──────── Records provided

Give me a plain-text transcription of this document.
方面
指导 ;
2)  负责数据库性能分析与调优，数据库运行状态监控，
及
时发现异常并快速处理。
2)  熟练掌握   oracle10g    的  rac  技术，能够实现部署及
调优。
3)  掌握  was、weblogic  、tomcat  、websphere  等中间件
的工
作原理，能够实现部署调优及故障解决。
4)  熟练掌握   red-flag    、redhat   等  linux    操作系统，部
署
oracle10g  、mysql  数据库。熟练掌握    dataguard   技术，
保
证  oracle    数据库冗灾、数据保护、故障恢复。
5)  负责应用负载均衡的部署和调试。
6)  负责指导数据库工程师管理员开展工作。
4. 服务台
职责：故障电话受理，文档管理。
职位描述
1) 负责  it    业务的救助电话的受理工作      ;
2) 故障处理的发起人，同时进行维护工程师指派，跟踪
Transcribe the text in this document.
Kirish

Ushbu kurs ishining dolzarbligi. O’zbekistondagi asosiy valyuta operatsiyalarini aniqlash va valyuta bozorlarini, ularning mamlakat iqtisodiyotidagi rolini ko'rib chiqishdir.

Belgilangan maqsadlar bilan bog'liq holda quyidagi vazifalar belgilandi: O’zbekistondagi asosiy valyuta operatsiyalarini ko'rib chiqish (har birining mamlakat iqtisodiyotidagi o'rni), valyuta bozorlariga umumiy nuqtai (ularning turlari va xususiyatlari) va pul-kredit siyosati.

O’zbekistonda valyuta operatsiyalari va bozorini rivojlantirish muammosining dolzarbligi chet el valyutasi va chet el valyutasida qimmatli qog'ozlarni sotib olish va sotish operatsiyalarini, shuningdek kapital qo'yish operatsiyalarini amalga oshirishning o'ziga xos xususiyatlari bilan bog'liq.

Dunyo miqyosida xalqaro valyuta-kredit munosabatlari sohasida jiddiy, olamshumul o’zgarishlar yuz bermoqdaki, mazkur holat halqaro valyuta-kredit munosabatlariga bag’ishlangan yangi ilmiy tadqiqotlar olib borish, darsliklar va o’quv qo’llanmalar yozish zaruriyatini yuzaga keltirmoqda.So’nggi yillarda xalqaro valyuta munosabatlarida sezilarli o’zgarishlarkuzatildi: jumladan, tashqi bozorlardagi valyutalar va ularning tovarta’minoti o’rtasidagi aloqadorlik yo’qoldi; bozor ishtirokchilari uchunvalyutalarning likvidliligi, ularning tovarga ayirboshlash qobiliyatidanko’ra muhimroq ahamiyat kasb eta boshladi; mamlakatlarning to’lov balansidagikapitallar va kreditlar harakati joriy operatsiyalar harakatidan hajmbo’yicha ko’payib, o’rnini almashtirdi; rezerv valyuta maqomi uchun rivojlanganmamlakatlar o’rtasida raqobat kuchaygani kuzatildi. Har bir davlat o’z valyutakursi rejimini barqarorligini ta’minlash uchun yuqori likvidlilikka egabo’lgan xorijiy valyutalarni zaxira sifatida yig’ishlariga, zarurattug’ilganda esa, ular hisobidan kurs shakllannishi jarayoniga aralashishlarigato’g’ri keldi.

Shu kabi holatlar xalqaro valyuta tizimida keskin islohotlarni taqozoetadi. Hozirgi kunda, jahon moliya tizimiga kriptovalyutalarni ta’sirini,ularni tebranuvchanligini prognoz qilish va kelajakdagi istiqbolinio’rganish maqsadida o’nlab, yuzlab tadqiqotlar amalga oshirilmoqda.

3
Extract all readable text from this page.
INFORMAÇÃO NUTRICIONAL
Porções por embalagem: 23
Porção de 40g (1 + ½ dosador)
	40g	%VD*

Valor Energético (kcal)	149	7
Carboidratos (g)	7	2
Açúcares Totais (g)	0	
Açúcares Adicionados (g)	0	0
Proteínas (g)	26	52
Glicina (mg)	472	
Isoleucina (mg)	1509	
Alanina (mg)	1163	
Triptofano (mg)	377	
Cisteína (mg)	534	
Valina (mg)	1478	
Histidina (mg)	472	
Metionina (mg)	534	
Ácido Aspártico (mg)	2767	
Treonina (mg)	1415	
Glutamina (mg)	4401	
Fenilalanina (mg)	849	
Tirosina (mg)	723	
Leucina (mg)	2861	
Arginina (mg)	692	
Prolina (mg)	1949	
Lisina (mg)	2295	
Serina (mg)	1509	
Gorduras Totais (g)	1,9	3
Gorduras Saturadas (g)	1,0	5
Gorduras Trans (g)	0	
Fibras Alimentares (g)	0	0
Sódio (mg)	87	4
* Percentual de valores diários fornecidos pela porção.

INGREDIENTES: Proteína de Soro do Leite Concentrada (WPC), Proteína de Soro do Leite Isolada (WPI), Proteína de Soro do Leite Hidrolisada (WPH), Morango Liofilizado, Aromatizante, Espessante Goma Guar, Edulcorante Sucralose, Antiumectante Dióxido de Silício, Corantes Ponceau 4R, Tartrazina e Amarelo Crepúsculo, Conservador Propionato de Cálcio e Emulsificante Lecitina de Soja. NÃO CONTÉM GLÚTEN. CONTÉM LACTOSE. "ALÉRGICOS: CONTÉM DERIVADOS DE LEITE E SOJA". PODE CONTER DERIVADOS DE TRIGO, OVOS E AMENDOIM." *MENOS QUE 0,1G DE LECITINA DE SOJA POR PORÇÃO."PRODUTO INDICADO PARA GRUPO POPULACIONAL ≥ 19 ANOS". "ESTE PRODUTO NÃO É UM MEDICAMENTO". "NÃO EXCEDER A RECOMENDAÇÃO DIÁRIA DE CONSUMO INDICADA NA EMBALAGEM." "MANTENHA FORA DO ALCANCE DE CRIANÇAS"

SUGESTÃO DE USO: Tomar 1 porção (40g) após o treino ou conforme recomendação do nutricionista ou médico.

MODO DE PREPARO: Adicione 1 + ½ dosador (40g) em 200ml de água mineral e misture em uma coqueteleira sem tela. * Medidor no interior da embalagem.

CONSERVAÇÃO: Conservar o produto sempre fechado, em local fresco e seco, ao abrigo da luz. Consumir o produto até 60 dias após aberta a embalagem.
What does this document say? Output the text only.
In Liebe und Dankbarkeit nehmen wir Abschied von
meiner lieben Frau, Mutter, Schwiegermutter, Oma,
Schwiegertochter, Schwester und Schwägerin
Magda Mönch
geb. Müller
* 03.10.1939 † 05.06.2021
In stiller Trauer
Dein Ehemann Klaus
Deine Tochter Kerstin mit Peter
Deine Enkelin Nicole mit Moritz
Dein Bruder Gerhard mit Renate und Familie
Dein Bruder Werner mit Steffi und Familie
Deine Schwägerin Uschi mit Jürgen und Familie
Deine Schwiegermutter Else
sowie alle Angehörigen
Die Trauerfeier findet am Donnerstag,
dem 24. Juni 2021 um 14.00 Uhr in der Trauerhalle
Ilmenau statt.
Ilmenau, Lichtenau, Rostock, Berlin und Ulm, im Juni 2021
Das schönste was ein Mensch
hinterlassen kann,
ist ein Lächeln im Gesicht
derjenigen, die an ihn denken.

────────────────

## Brief
Reproduce every line from the entries that holds the word "Açúcares".

## Full answer
Açúcares Totais (g)	0	
Açúcares Adicionados (g)	0	0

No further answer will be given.